_Exercise materials_:
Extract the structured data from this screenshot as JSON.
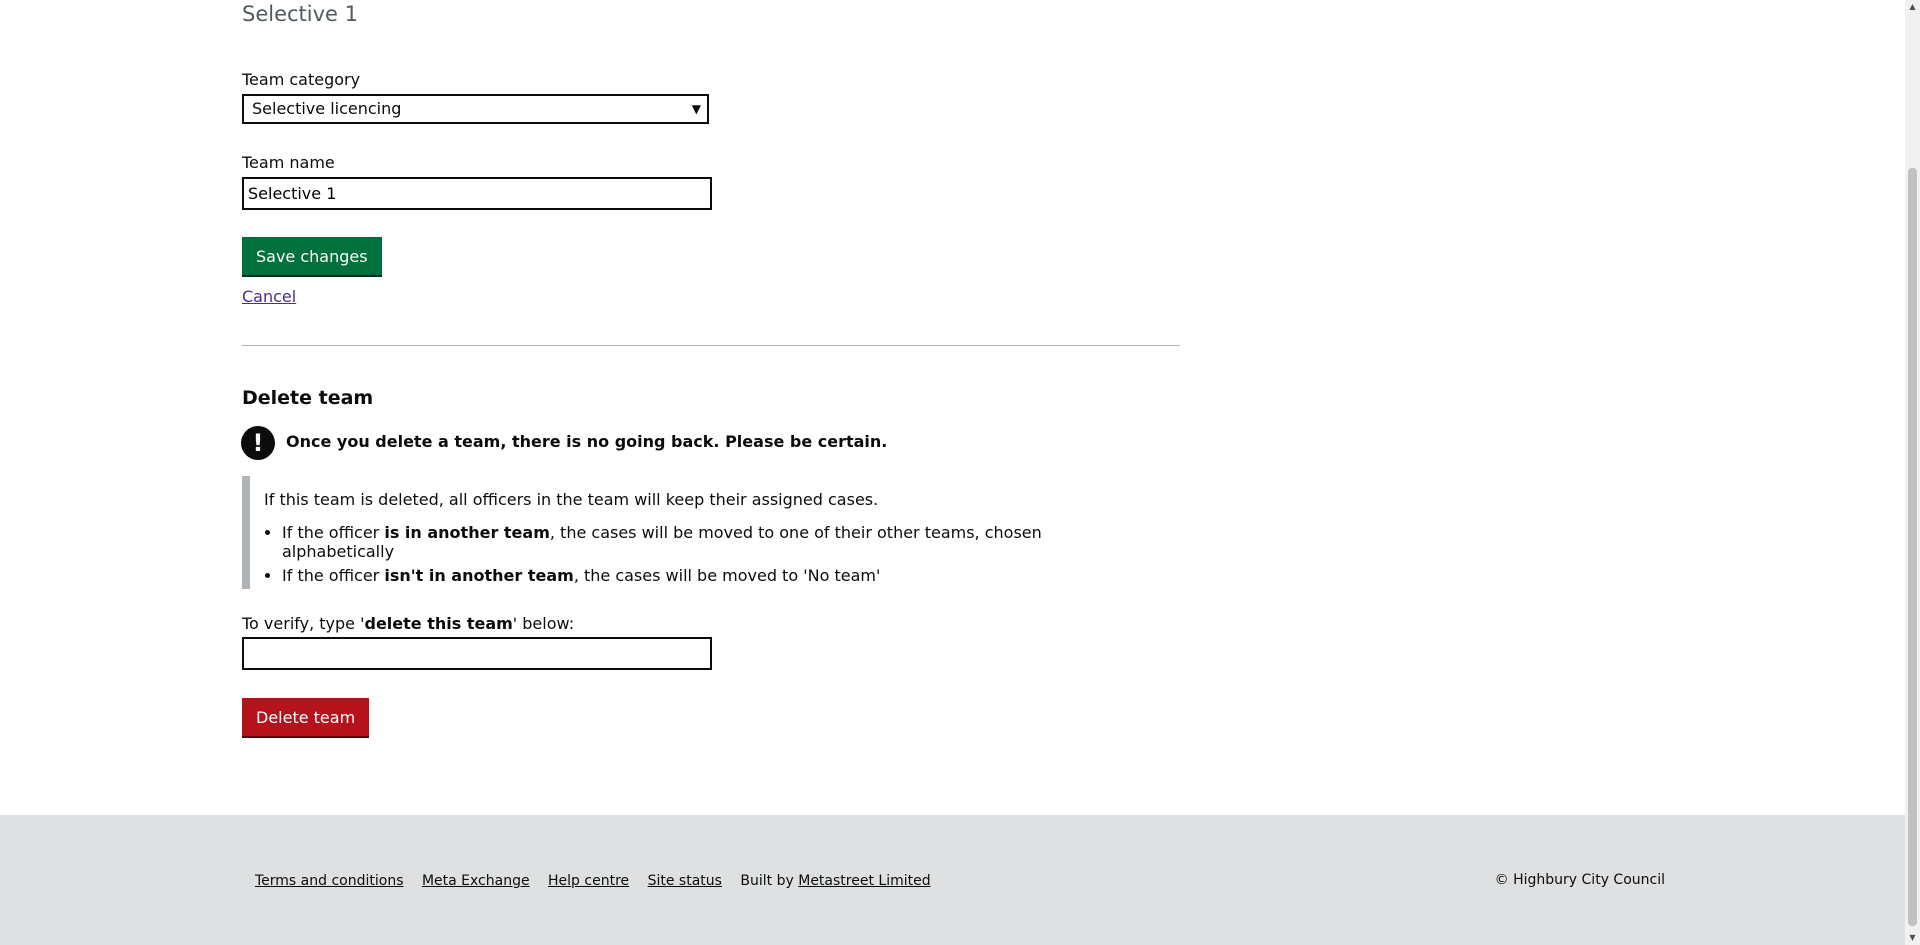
{
  "page": {
    "caption": "Selective 1"
  },
  "form": {
    "category_label": "Team category",
    "category_value": "Selective licencing",
    "name_label": "Team name",
    "name_value": "Selective 1",
    "save_label": "Save changes",
    "cancel_label": "Cancel"
  },
  "delete_section": {
    "heading": "Delete team",
    "warning_icon": "!",
    "warning": "Once you delete a team, there is no going back. Please be certain.",
    "inset_text": "If this team is deleted, all officers in the team will keep their assigned cases.",
    "bullets": [
      {
        "pre": "If the officer ",
        "bold": "is in another team",
        "post": ", the cases will be moved to one of their other teams, chosen alphabetically"
      },
      {
        "pre": "If the officer ",
        "bold": "isn't in another team",
        "post": ", the cases will be moved to 'No team'"
      }
    ],
    "verify_pre": "To verify, type '",
    "verify_bold": "delete this team",
    "verify_post": "' below:",
    "verify_value": "",
    "delete_label": "Delete team"
  },
  "footer": {
    "links": [
      "Terms and conditions",
      "Meta Exchange",
      "Help centre",
      "Site status"
    ],
    "built_by_prefix": "Built by ",
    "built_by_link": "Metastreet Limited",
    "copyright": "© Highbury City Council"
  },
  "colors": {
    "save_button": "#00703c",
    "delete_button": "#b5121b",
    "link_visited": "#4c2c92",
    "footer_bg": "#dfe0e1"
  }
}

_Problem to solve_:
Tell how many lines in the material above include the word "Selective", giving the number only.

_The result_:
3